» Goal
Can the data below be set down again exactly, line for line?

» Given records
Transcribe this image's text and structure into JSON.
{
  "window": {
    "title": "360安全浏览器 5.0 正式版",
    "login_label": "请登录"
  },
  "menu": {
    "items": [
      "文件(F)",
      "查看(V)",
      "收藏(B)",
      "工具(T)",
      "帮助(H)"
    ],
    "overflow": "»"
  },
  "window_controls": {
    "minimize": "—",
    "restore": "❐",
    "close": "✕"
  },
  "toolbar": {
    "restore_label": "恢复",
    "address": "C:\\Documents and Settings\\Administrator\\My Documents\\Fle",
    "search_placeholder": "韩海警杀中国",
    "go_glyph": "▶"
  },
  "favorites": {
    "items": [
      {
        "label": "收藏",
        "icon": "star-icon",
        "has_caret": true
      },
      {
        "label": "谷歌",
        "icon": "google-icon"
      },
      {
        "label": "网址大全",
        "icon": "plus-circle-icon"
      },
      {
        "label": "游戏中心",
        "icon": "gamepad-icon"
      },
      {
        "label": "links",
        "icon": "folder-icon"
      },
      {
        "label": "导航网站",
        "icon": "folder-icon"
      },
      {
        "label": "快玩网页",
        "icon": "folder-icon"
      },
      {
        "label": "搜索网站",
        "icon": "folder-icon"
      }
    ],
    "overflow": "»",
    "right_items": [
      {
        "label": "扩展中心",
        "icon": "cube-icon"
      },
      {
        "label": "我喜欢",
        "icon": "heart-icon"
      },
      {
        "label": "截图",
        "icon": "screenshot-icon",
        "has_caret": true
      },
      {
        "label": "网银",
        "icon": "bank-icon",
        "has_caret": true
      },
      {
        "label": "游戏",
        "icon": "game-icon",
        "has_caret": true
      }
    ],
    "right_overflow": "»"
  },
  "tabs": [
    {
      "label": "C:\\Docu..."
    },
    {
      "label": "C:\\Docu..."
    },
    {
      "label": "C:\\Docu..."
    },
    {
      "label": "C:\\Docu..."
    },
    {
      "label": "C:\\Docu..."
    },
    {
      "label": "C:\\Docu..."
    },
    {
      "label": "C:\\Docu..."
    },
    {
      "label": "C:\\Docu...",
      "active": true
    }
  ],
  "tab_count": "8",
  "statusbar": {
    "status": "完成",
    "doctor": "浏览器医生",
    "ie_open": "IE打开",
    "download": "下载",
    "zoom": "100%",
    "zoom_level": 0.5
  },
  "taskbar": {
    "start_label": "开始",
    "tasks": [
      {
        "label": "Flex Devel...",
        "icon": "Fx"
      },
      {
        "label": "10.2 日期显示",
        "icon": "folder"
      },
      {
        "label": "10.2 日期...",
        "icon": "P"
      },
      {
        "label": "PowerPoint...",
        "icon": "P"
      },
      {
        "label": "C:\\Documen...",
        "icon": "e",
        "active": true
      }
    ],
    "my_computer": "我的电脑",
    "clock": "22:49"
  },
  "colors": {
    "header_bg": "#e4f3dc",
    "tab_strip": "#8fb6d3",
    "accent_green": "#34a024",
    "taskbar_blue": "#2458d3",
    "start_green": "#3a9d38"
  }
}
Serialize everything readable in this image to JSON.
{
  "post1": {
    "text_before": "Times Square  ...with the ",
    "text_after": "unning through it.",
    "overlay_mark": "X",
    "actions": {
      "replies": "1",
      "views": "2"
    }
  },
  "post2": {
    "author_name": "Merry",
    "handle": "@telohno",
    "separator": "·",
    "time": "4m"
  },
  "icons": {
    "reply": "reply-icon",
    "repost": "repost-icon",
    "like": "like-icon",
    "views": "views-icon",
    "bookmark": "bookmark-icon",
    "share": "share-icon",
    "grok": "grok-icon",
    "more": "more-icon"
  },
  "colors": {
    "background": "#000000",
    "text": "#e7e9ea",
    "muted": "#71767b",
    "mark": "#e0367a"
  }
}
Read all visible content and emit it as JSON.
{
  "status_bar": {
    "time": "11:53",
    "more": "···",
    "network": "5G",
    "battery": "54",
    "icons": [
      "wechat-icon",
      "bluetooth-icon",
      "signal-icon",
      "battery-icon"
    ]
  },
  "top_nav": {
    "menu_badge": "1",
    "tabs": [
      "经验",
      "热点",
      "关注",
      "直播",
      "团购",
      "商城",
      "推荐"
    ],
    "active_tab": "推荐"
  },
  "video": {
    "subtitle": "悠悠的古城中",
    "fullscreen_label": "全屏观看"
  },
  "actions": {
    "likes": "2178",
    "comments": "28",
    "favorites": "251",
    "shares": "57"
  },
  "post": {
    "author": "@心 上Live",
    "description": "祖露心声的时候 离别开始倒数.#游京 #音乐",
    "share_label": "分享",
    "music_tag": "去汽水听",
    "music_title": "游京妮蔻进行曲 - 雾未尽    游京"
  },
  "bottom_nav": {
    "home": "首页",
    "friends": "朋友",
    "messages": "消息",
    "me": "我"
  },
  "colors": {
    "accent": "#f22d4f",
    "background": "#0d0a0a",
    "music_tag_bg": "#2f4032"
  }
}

» The reply
Transcribe this image's text and structure into JSON.
{
  "window": {
    "title": "360安全浏览器 5.0 正式版",
    "login_label": "请登录"
  },
  "menu": {
    "items": [
      "文件(F)",
      "查看(V)",
      "收藏(B)",
      "工具(T)",
      "帮助(H)"
    ],
    "overflow": "»"
  },
  "window_controls": {
    "minimize": "—",
    "restore": "❐",
    "close": "✕"
  },
  "toolbar": {
    "restore_label": "恢复",
    "address": "C:\\Documents and Settings\\Administrator\\My Documents\\Fle",
    "search_placeholder": "韩海警杀中国",
    "go_glyph": "▶"
  },
  "favorites": {
    "items": [
      {
        "label": "收藏",
        "icon": "star-icon",
        "has_caret": true
      },
      {
        "label": "谷歌",
        "icon": "google-icon"
      },
      {
        "label": "网址大全",
        "icon": "plus-circle-icon"
      },
      {
        "label": "游戏中心",
        "icon": "gamepad-icon"
      },
      {
        "label": "links",
        "icon": "folder-icon"
      },
      {
        "label": "导航网站",
        "icon": "folder-icon"
      },
      {
        "label": "快玩网页",
        "icon": "folder-icon"
      },
      {
        "label": "搜索网站",
        "icon": "folder-icon"
      }
    ],
    "overflow": "»",
    "right_items": [
      {
        "label": "扩展中心",
        "icon": "cube-icon"
      },
      {
        "label": "我喜欢",
        "icon": "heart-icon"
      },
      {
        "label": "截图",
        "icon": "screenshot-icon",
        "has_caret": true
      },
      {
        "label": "网银",
        "icon": "bank-icon",
        "has_caret": true
      },
      {
        "label": "游戏",
        "icon": "game-icon",
        "has_caret": true
      }
    ],
    "right_overflow": "»"
  },
  "tabs": [
    {
      "label": "C:\\Docu..."
    },
    {
      "label": "C:\\Docu..."
    },
    {
      "label": "C:\\Docu..."
    },
    {
      "label": "C:\\Docu..."
    },
    {
      "label": "C:\\Docu..."
    },
    {
      "label": "C:\\Docu..."
    },
    {
      "label": "C:\\Docu..."
    },
    {
      "label": "C:\\Docu...",
      "active": true
    }
  ],
  "tab_count": "8",
  "statusbar": {
    "status": "完成",
    "doctor": "浏览器医生",
    "ie_open": "IE打开",
    "download": "下载",
    "zoom": "100%",
    "zoom_level": 0.5
  },
  "taskbar": {
    "start_label": "开始",
    "tasks": [
      {
        "label": "Flex Devel...",
        "icon": "Fx"
      },
      {
        "label": "10.2 日期显示",
        "icon": "folder"
      },
      {
        "label": "10.2 日期...",
        "icon": "P"
      },
      {
        "label": "PowerPoint...",
        "icon": "P"
      },
      {
        "label": "C:\\Documen...",
        "icon": "e",
        "active": true
      }
    ],
    "my_computer": "我的电脑",
    "clock": "22:49"
  },
  "colors": {
    "header_bg": "#e4f3dc",
    "tab_strip": "#8fb6d3",
    "accent_green": "#34a024",
    "taskbar_blue": "#2458d3",
    "start_green": "#3a9d38"
  }
}
Serialize everything readable in this image to JSON.
{
  "post1": {
    "text_before": "Times Square  ...with the ",
    "text_after": "unning through it.",
    "overlay_mark": "X",
    "actions": {
      "replies": "1",
      "views": "2"
    }
  },
  "post2": {
    "author_name": "Merry",
    "handle": "@telohno",
    "separator": "·",
    "time": "4m"
  },
  "icons": {
    "reply": "reply-icon",
    "repost": "repost-icon",
    "like": "like-icon",
    "views": "views-icon",
    "bookmark": "bookmark-icon",
    "share": "share-icon",
    "grok": "grok-icon",
    "more": "more-icon"
  },
  "colors": {
    "background": "#000000",
    "text": "#e7e9ea",
    "muted": "#71767b",
    "mark": "#e0367a"
  }
}
Read all visible content and emit it as JSON.
{
  "status_bar": {
    "time": "11:53",
    "more": "···",
    "network": "5G",
    "battery": "54",
    "icons": [
      "wechat-icon",
      "bluetooth-icon",
      "signal-icon",
      "battery-icon"
    ]
  },
  "top_nav": {
    "menu_badge": "1",
    "tabs": [
      "经验",
      "热点",
      "关注",
      "直播",
      "团购",
      "商城",
      "推荐"
    ],
    "active_tab": "推荐"
  },
  "video": {
    "subtitle": "悠悠的古城中",
    "fullscreen_label": "全屏观看"
  },
  "actions": {
    "likes": "2178",
    "comments": "28",
    "favorites": "251",
    "shares": "57"
  },
  "post": {
    "author": "@心 上Live",
    "description": "祖露心声的时候 离别开始倒数.#游京 #音乐",
    "share_label": "分享",
    "music_tag": "去汽水听",
    "music_title": "游京妮蔻进行曲 - 雾未尽    游京"
  },
  "bottom_nav": {
    "home": "首页",
    "friends": "朋友",
    "messages": "消息",
    "me": "我"
  },
  "colors": {
    "accent": "#f22d4f",
    "background": "#0d0a0a",
    "music_tag_bg": "#2f4032"
  }
}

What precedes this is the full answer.